----- Excerpt
All of lore.kernel.org
 help / color / mirror / Atom feed
From: David Wysochanski <dwysocha@redhat.com>
To: Jeff Layton <jlayton@kernel.org>
Cc: ceph-devel@vger.kernel.org, idryomov@gmail.com, linux-cachefs@redhat.com
Subject: Re: [Linux-cachefs] [RFC PATCH v2 09/11] ceph: convert readpages to fscache_read_helper
Date: Sun, 9 Aug 2020 11:09:26 -0400	[thread overview]
Message-ID: <CALF+zOnS9faaap1pZ_HfPzy2q4R_+HP84S02GxhrzWMD1WOYtg@mail.gmail.com> (raw)
In-Reply-To: <20200731130421.127022-10-jlayton@kernel.org>

On Fri, Jul 31, 2020 at 9:05 AM Jeff Layton <jlayton@kernel.org> wrote:
>
> Convert ceph_readpages to use the fscache_read_helper. With this we can
> rip out a lot of the old readpage/readpages infrastructure.
>
> Signed-off-by: Jeff Layton <jlayton@kernel.org>
> ---
>  fs/ceph/addr.c | 209 +++++++------------------------------------------
>  1 file changed, 28 insertions(+), 181 deletions(-)
>
> diff --git a/fs/ceph/addr.c b/fs/ceph/addr.c
> index cee497c108bb..8905fe4a0930 100644
> --- a/fs/ceph/addr.c
> +++ b/fs/ceph/addr.c
> @@ -377,76 +377,23 @@ static int ceph_readpage(struct file *filp, struct page *page)
>         return err;
>  }
>
> -/*
> - * Finish an async read(ahead) op.
> - */
> -static void finish_read(struct ceph_osd_request *req)
> -{
> -       struct inode *inode = req->r_inode;
> -       struct ceph_fs_client *fsc = ceph_inode_to_client(inode);
> -       struct ceph_osd_data *osd_data;
> -       int rc = req->r_result <= 0 ? req->r_result : 0;
> -       int bytes = req->r_result >= 0 ? req->r_result : 0;
> -       int num_pages;
> -       int i;
> -
> -       dout("finish_read %p req %p rc %d bytes %d\n", inode, req, rc, bytes);
> -       if (rc == -EBLACKLISTED)
----------
----- Material shown
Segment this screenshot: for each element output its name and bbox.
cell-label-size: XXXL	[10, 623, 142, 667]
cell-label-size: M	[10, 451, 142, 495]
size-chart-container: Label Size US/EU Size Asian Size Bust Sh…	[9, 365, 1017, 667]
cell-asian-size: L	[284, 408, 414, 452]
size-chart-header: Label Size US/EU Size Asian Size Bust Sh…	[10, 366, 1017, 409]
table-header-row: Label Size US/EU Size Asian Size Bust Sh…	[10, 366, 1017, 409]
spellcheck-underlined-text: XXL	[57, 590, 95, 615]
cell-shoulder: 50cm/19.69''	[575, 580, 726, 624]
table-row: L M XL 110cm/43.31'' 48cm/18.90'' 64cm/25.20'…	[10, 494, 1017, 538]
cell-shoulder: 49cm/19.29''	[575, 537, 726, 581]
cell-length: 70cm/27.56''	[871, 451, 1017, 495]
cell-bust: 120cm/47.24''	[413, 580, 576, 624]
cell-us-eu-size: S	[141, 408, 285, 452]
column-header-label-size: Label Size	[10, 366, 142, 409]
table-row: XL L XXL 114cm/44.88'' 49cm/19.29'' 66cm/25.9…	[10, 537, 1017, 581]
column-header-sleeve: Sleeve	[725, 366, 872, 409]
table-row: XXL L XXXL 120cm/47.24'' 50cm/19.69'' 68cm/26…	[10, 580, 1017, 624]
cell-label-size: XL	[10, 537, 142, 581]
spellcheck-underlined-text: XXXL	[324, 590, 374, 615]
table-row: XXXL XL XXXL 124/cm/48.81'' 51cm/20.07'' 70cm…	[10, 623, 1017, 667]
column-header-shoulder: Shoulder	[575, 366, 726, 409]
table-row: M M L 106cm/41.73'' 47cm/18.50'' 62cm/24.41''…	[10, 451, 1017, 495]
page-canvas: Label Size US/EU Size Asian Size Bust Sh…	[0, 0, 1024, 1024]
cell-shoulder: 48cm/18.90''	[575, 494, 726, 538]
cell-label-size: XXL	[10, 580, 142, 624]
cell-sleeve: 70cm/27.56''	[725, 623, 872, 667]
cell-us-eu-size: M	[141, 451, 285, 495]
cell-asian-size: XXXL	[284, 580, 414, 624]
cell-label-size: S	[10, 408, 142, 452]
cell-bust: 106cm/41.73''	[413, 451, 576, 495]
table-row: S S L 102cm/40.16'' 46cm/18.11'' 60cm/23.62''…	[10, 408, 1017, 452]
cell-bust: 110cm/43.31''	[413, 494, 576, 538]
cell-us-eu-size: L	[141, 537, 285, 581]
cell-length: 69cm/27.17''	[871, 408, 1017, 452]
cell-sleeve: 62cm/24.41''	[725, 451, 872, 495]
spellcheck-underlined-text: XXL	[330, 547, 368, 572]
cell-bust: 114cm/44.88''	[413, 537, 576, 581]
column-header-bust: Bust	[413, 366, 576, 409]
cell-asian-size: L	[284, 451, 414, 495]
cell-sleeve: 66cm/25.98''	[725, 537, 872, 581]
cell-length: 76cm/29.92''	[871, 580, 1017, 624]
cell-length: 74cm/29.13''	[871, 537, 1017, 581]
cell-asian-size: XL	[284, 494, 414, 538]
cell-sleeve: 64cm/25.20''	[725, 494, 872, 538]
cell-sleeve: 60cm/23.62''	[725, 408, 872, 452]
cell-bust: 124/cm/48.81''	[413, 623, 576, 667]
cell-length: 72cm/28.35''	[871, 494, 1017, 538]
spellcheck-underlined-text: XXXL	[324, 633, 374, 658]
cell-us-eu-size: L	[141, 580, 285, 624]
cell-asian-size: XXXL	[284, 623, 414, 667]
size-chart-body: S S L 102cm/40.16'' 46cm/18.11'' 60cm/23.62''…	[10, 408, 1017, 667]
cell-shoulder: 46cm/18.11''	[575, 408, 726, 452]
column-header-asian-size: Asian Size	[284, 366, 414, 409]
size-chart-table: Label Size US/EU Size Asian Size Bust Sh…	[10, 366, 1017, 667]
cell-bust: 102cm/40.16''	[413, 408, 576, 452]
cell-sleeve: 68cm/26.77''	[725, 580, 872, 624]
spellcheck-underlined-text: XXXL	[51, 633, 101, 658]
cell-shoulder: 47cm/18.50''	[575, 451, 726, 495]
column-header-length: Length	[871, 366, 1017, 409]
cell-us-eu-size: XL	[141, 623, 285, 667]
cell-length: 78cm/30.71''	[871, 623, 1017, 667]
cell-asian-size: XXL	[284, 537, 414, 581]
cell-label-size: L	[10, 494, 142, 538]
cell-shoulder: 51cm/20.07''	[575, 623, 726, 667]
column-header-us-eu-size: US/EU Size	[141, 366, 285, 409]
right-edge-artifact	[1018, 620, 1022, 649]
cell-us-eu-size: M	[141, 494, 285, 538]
----------
* **Request A**
Render the rows as a Markdown table with the columns Line and Text, covering everything from the first row through the line that contains "537, 285, 581]", inclusive, and leaving out any blank lines.
* **Request B**
Write what comes next in the ceph readpages patch review, picking up right after its last line.
The text and the rows have no connection to each other.

* **Exercise response A**
| Line | Text |
|---|---|
| 1 | Segment this screenshot: for each element output its name and bbox. |
| 2 | cell-label-size: XXXL	[10, 623, 142, 667] |
| 3 | cell-label-size: M	[10, 451, 142, 495] |
| 4 | size-chart-container: Label Size US/EU Size Asian Size Bust Sh…	[9, 365, 1017, 667] |
| 5 | cell-asian-size: L	[284, 408, 414, 452] |
| 6 | size-chart-header: Label Size US/EU Size Asian Size Bust Sh…	[10, 366, 1017, 409] |
| 7 | table-header-row: Label Size US/EU Size Asian Size Bust Sh…	[10, 366, 1017, 409] |
| 8 | spellcheck-underlined-text: XXL	[57, 590, 95, 615] |
| 9 | cell-shoulder: 50cm/19.69''	[575, 580, 726, 624] |
| 10 | table-row: L M XL 110cm/43.31'' 48cm/18.90'' 64cm/25.20'…	[10, 494, 1017, 538] |
| 11 | cell-shoulder: 49cm/19.29''	[575, 537, 726, 581] |
| 12 | cell-length: 70cm/27.56''	[871, 451, 1017, 495] |
| 13 | cell-bust: 120cm/47.24''	[413, 580, 576, 624] |
| 14 | cell-us-eu-size: S	[141, 408, 285, 452] |
| 15 | column-header-label-size: Label Size	[10, 366, 142, 409] |
| 16 | table-row: XL L XXL 114cm/44.88'' 49cm/19.29'' 66cm/25.9…	[10, 537, 1017, 581] |
| 17 | column-header-sleeve: Sleeve	[725, 366, 872, 409] |
| 18 | table-row: XXL L XXXL 120cm/47.24'' 50cm/19.69'' 68cm/26…	[10, 580, 1017, 624] |
| 19 | cell-label-size: XL	[10, 537, 142, 581] |
| 20 | spellcheck-underlined-text: XXXL	[324, 590, 374, 615] |
| 21 | table-row: XXXL XL XXXL 124/cm/48.81'' 51cm/20.07'' 70cm…	[10, 623, 1017, 667] |
| 22 | column-header-shoulder: Shoulder	[575, 366, 726, 409] |
| 23 | table-row: M M L 106cm/41.73'' 47cm/18.50'' 62cm/24.41''…	[10, 451, 1017, 495] |
| 24 | page-canvas: Label Size US/EU Size Asian Size Bust Sh…	[0, 0, 1024, 1024] |
| 25 | cell-shoulder: 48cm/18.90''	[575, 494, 726, 538] |
| 26 | cell-label-size: XXL	[10, 580, 142, 624] |
| 27 | cell-sleeve: 70cm/27.56''	[725, 623, 872, 667] |
| 28 | cell-us-eu-size: M	[141, 451, 285, 495] |
| 29 | cell-asian-size: XXXL	[284, 580, 414, 624] |
| 30 | cell-label-size: S	[10, 408, 142, 452] |
| 31 | cell-bust: 106cm/41.73''	[413, 451, 576, 495] |
| 32 | table-row: S S L 102cm/40.16'' 46cm/18.11'' 60cm/23.62''…	[10, 408, 1017, 452] |
| 33 | cell-bust: 110cm/43.31''	[413, 494, 576, 538] |
| 34 | cell-us-eu-size: L	[141, 537, 285, 581] |

* **Exercise response B**
> -               ceph_inode_to_client(inode)->blacklisted = true;
> -
> -       /* unlock all pages, zeroing any data we didn't read */
> -       osd_data = osd_req_op_extent_osd_data(req, 0);
> -       BUG_ON(osd_data->type != CEPH_OSD_DATA_TYPE_PAGES);
> -       num_pages = calc_pages_for((u64)osd_data->alignment,
> -                                       (u64)osd_data->length);
> -       for (i = 0; i < num_pages; i++) {
> -               struct page *page = osd_data->pages[i];
> -
> -               if (rc < 0 && rc != -ENOENT)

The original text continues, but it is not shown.